## Given instruction
Your task is to write out the complete listing exactly as it is shown.

## Given records

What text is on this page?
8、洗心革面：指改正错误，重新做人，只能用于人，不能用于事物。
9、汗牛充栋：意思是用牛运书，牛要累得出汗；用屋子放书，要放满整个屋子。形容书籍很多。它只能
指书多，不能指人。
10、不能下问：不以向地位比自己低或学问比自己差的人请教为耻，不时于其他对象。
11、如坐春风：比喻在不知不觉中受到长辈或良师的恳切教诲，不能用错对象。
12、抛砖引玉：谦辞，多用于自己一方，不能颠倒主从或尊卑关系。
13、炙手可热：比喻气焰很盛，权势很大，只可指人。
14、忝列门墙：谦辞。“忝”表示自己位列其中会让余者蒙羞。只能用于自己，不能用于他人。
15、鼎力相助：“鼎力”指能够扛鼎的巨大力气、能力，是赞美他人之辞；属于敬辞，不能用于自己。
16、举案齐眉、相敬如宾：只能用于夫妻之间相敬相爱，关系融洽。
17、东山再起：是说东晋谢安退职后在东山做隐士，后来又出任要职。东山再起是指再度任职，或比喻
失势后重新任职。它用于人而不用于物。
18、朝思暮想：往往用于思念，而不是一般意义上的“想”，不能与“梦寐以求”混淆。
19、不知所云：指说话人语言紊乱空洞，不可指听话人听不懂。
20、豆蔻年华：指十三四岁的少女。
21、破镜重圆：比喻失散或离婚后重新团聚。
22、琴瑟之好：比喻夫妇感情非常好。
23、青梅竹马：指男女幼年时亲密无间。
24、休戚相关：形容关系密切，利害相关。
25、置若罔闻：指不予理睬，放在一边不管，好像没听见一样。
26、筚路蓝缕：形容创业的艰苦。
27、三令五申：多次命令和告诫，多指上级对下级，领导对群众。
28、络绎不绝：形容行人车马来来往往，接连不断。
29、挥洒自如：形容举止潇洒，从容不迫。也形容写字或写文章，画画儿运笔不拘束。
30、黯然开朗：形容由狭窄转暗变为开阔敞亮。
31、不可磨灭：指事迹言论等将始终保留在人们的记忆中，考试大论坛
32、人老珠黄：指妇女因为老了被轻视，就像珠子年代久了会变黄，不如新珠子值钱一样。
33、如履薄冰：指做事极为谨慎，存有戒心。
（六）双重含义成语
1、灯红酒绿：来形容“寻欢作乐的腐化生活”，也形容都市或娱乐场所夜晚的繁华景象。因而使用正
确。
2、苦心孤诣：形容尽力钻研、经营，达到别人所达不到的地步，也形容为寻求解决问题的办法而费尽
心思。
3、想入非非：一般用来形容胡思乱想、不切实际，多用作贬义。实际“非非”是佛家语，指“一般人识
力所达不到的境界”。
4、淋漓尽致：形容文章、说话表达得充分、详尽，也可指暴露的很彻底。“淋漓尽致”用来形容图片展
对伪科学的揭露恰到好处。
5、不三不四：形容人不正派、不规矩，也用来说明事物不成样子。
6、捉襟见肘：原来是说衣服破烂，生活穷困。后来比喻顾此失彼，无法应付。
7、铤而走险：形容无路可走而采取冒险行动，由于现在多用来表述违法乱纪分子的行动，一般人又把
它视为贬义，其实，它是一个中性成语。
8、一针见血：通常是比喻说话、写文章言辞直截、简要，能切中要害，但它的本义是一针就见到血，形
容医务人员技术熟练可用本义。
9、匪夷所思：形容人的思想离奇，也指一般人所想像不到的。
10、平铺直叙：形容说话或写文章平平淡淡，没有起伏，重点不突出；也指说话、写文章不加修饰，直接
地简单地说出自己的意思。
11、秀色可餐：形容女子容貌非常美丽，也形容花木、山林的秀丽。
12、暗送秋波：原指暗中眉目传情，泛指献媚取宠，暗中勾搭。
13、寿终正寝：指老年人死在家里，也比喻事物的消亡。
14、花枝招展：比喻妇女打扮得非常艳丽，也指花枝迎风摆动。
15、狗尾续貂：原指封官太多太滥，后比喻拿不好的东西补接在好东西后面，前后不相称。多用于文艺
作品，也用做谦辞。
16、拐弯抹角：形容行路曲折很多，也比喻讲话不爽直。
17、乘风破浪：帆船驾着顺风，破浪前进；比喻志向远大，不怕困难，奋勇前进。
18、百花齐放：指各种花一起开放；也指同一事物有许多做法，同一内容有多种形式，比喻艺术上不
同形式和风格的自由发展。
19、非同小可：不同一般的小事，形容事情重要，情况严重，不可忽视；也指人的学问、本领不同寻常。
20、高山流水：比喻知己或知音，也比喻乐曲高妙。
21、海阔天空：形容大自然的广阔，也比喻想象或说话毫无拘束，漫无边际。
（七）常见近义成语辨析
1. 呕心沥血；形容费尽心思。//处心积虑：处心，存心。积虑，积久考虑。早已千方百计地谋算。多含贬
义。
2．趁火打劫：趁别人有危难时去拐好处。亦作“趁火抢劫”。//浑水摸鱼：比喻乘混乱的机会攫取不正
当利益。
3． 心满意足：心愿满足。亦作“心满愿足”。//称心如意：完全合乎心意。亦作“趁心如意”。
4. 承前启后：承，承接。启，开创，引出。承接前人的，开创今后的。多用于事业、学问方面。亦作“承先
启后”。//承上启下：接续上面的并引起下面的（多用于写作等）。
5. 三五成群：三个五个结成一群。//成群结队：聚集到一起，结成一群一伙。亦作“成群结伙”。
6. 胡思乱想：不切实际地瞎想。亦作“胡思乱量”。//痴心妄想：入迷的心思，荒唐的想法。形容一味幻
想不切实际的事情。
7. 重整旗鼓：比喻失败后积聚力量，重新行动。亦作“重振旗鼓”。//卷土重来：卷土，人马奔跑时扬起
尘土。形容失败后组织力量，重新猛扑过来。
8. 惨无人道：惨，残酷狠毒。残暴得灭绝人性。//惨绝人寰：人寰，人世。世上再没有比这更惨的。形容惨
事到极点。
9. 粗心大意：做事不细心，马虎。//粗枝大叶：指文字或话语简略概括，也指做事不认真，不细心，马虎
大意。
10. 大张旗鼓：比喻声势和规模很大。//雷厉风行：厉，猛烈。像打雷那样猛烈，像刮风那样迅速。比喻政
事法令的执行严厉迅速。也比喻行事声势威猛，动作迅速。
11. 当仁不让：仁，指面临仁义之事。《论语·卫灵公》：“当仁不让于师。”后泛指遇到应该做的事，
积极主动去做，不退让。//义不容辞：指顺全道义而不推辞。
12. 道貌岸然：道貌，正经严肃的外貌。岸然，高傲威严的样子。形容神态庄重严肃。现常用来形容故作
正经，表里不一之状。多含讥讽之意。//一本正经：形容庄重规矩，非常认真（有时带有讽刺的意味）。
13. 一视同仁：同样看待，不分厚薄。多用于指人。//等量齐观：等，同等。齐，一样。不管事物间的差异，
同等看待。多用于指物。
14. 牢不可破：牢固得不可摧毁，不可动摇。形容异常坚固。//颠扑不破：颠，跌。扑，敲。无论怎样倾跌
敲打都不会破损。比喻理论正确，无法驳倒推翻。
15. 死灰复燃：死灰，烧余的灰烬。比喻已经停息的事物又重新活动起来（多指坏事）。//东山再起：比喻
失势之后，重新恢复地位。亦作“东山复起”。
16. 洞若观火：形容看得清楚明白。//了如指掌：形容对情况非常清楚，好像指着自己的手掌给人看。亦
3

## Answer for this exercise
What text is on this page?
8、洗心革面：指改正错误，重新做人，只能用于人，不能用于事物。
9、汗牛充栋：意思是用牛运书，牛要累得出汗；用屋子放书，要放满整个屋子。形容书籍很多。它只能
指书多，不能指人。
10、不能下问：不以向地位比自己低或学问比自己差的人请教为耻，不时于其他对象。
11、如坐春风：比喻在不知不觉中受到长辈或良师的恳切教诲，不能用错对象。
12、抛砖引玉：谦辞，多用于自己一方，不能颠倒主从或尊卑关系。
13、炙手可热：比喻气焰很盛，权势很大，只可指人。
14、忝列门墙：谦辞。“忝”表示自己位列其中会让余者蒙羞。只能用于自己，不能用于他人。
15、鼎力相助：“鼎力”指能够扛鼎的巨大力气、能力，是赞美他人之辞；属于敬辞，不能用于自己。
16、举案齐眉、相敬如宾：只能用于夫妻之间相敬相爱，关系融洽。
17、东山再起：是说东晋谢安退职后在东山做隐士，后来又出任要职。东山再起是指再度任职，或比喻
失势后重新任职。它用于人而不用于物。
18、朝思暮想：往往用于思念，而不是一般意义上的“想”，不能与“梦寐以求”混淆。
19、不知所云：指说话人语言紊乱空洞，不可指听话人听不懂。
20、豆蔻年华：指十三四岁的少女。
21、破镜重圆：比喻失散或离婚后重新团聚。
22、琴瑟之好：比喻夫妇感情非常好。
23、青梅竹马：指男女幼年时亲密无间。
24、休戚相关：形容关系密切，利害相关。
25、置若罔闻：指不予理睬，放在一边不管，好像没听见一样。
26、筚路蓝缕：形容创业的艰苦。
27、三令五申：多次命令和告诫，多指上级对下级，领导对群众。
28、络绎不绝：形容行人车马来来往往，接连不断。
29、挥洒自如：形容举止潇洒，从容不迫。也形容写字或写文章，画画儿运笔不拘束。
30、黯然开朗：形容由狭窄转暗变为开阔敞亮。
31、不可磨灭：指事迹言论等将始终保留在人们的记忆中，考试大论坛
32、人老珠黄：指妇女因为老了被轻视，就像珠子年代久了会变黄，不如新珠子值钱一样。
33、如履薄冰：指做事极为谨慎，存有戒心。
（六）双重含义成语
1、灯红酒绿：来形容“寻欢作乐的腐化生活”，也形容都市或娱乐场所夜晚的繁华景象。因而使用正
确。
2、苦心孤诣：形容尽力钻研、经营，达到别人所达不到的地步，也形容为寻求解决问题的办法而费尽
心思。
3、想入非非：一般用来形容胡思乱想、不切实际，多用作贬义。实际“非非”是佛家语，指“一般人识
力所达不到的境界”。
4、淋漓尽致：形容文章、说话表达得充分、详尽，也可指暴露的很彻底。“淋漓尽致”用来形容图片展
对伪科学的揭露恰到好处。
5、不三不四：形容人不正派、不规矩，也用来说明事物不成样子。
6、捉襟见肘：原来是说衣服破烂，生活穷困。后来比喻顾此失彼，无法应付。
7、铤而走险：形容无路可走而采取冒险行动，由于现在多用来表述违法乱纪分子的行动，一般人又把
它视为贬义，其实，它是一个中性成语。
8、一针见血：通常是比喻说话、写文章言辞直截、简要，能切中要害，但它的本义是一针就见到血，形
容医务人员技术熟练可用本义。
9、匪夷所思：形容人的思想离奇，也指一般人所想像不到的。
10、平铺直叙：形容说话或写文章平平淡淡，没有起伏，重点不突出；也指说话、写文章不加修饰，直接
地简单地说出自己的意思。
11、秀色可餐：形容女子容貌非常美丽，也形容花木、山林的秀丽。
12、暗送秋波：原指暗中眉目传情，泛指献媚取宠，暗中勾搭。
13、寿终正寝：指老年人死在家里，也比喻事物的消亡。
14、花枝招展：比喻妇女打扮得非常艳丽，也指花枝迎风摆动。
15、狗尾续貂：原指封官太多太滥，后比喻拿不好的东西补接在好东西后面，前后不相称。多用于文艺
作品，也用做谦辞。
16、拐弯抹角：形容行路曲折很多，也比喻讲话不爽直。
17、乘风破浪：帆船驾着顺风，破浪前进；比喻志向远大，不怕困难，奋勇前进。
18、百花齐放：指各种花一起开放；也指同一事物有许多做法，同一内容有多种形式，比喻艺术上不
同形式和风格的自由发展。
19、非同小可：不同一般的小事，形容事情重要，情况严重，不可忽视；也指人的学问、本领不同寻常。
20、高山流水：比喻知己或知音，也比喻乐曲高妙。
21、海阔天空：形容大自然的广阔，也比喻想象或说话毫无拘束，漫无边际。
（七）常见近义成语辨析
1. 呕心沥血；形容费尽心思。//处心积虑：处心，存心。积虑，积久考虑。早已千方百计地谋算。多含贬
义。
2．趁火打劫：趁别人有危难时去拐好处。亦作“趁火抢劫”。//浑水摸鱼：比喻乘混乱的机会攫取不正
当利益。
3． 心满意足：心愿满足。亦作“心满愿足”。//称心如意：完全合乎心意。亦作“趁心如意”。
4. 承前启后：承，承接。启，开创，引出。承接前人的，开创今后的。多用于事业、学问方面。亦作“承先
启后”。//承上启下：接续上面的并引起下面的（多用于写作等）。
5. 三五成群：三个五个结成一群。//成群结队：聚集到一起，结成一群一伙。亦作“成群结伙”。
6. 胡思乱想：不切实际地瞎想。亦作“胡思乱量”。//痴心妄想：入迷的心思，荒唐的想法。形容一味幻
想不切实际的事情。
7. 重整旗鼓：比喻失败后积聚力量，重新行动。亦作“重振旗鼓”。//卷土重来：卷土，人马奔跑时扬起
尘土。形容失败后组织力量，重新猛扑过来。
8. 惨无人道：惨，残酷狠毒。残暴得灭绝人性。//惨绝人寰：人寰，人世。世上再没有比这更惨的。形容惨
事到极点。
9. 粗心大意：做事不细心，马虎。//粗枝大叶：指文字或话语简略概括，也指做事不认真，不细心，马虎
大意。
10. 大张旗鼓：比喻声势和规模很大。//雷厉风行：厉，猛烈。像打雷那样猛烈，像刮风那样迅速。比喻政
事法令的执行严厉迅速。也比喻行事声势威猛，动作迅速。
11. 当仁不让：仁，指面临仁义之事。《论语·卫灵公》：“当仁不让于师。”后泛指遇到应该做的事，
积极主动去做，不退让。//义不容辞：指顺全道义而不推辞。
12. 道貌岸然：道貌，正经严肃的外貌。岸然，高傲威严的样子。形容神态庄重严肃。现常用来形容故作
正经，表里不一之状。多含讥讽之意。//一本正经：形容庄重规矩，非常认真（有时带有讽刺的意味）。
13. 一视同仁：同样看待，不分厚薄。多用于指人。//等量齐观：等，同等。齐，一样。不管事物间的差异，
同等看待。多用于指物。
14. 牢不可破：牢固得不可摧毁，不可动摇。形容异常坚固。//颠扑不破：颠，跌。扑，敲。无论怎样倾跌
敲打都不会破损。比喻理论正确，无法驳倒推翻。
15. 死灰复燃：死灰，烧余的灰烬。比喻已经停息的事物又重新活动起来（多指坏事）。//东山再起：比喻
失势之后，重新恢复地位。亦作“东山复起”。
16. 洞若观火：形容看得清楚明白。//了如指掌：形容对情况非常清楚，好像指着自己的手掌给人看。亦
3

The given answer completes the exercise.